** Start of ENTRIES SHOWN **

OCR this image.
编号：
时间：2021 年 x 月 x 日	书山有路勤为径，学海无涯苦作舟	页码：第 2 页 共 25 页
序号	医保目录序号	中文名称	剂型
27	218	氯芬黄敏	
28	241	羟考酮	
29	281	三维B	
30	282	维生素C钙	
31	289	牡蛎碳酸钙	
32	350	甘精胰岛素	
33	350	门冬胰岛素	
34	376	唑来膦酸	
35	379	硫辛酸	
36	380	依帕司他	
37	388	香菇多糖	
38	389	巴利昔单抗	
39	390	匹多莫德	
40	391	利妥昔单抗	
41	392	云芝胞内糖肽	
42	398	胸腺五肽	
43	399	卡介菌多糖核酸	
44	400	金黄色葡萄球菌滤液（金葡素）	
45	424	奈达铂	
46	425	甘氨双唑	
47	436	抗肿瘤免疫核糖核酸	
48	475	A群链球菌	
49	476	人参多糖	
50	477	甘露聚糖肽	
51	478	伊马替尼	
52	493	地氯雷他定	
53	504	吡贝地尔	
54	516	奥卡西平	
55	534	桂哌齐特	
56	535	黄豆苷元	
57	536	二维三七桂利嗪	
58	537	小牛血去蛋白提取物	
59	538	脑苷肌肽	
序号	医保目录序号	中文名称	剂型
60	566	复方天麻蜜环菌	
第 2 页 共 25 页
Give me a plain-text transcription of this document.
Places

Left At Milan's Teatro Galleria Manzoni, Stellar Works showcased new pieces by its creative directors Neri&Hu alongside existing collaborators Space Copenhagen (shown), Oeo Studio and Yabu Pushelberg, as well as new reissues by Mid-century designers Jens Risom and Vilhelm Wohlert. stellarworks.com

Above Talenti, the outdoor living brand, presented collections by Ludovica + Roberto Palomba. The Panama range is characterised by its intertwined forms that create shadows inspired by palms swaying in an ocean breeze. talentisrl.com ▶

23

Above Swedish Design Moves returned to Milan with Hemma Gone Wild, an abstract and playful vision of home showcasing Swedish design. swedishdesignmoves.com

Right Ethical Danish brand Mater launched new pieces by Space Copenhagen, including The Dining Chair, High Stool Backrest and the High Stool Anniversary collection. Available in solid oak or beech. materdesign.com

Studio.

** End of ENTRIES SHOWN **

**TASK OBJECTIVE:**
Take the data above and return it exactly.

**ANSWER:**
OCR this image.
编号：
时间：2021 年 x 月 x 日	书山有路勤为径，学海无涯苦作舟	页码：第 2 页 共 25 页
序号	医保目录序号	中文名称	剂型
27	218	氯芬黄敏	
28	241	羟考酮	
29	281	三维B	
30	282	维生素C钙	
31	289	牡蛎碳酸钙	
32	350	甘精胰岛素	
33	350	门冬胰岛素	
34	376	唑来膦酸	
35	379	硫辛酸	
36	380	依帕司他	
37	388	香菇多糖	
38	389	巴利昔单抗	
39	390	匹多莫德	
40	391	利妥昔单抗	
41	392	云芝胞内糖肽	
42	398	胸腺五肽	
43	399	卡介菌多糖核酸	
44	400	金黄色葡萄球菌滤液（金葡素）	
45	424	奈达铂	
46	425	甘氨双唑	
47	436	抗肿瘤免疫核糖核酸	
48	475	A群链球菌	
49	476	人参多糖	
50	477	甘露聚糖肽	
51	478	伊马替尼	
52	493	地氯雷他定	
53	504	吡贝地尔	
54	516	奥卡西平	
55	534	桂哌齐特	
56	535	黄豆苷元	
57	536	二维三七桂利嗪	
58	537	小牛血去蛋白提取物	
59	538	脑苷肌肽	
序号	医保目录序号	中文名称	剂型
60	566	复方天麻蜜环菌	
第 2 页 共 25 页
Give me a plain-text transcription of this document.
Places

Left At Milan's Teatro Galleria Manzoni, Stellar Works showcased new pieces by its creative directors Neri&Hu alongside existing collaborators Space Copenhagen (shown), Oeo Studio and Yabu Pushelberg, as well as new reissues by Mid-century designers Jens Risom and Vilhelm Wohlert. stellarworks.com

Above Talenti, the outdoor living brand, presented collections by Ludovica + Roberto Palomba. The Panama range is characterised by its intertwined forms that create shadows inspired by palms swaying in an ocean breeze. talentisrl.com ▶

23

Above Swedish Design Moves returned to Milan with Hemma Gone Wild, an abstract and playful vision of home showcasing Swedish design. swedishdesignmoves.com

Right Ethical Danish brand Mater launched new pieces by Space Copenhagen, including The Dining Chair, High Stool Backrest and the High Stool Anniversary collection. Available in solid oak or beech. materdesign.com

Studio.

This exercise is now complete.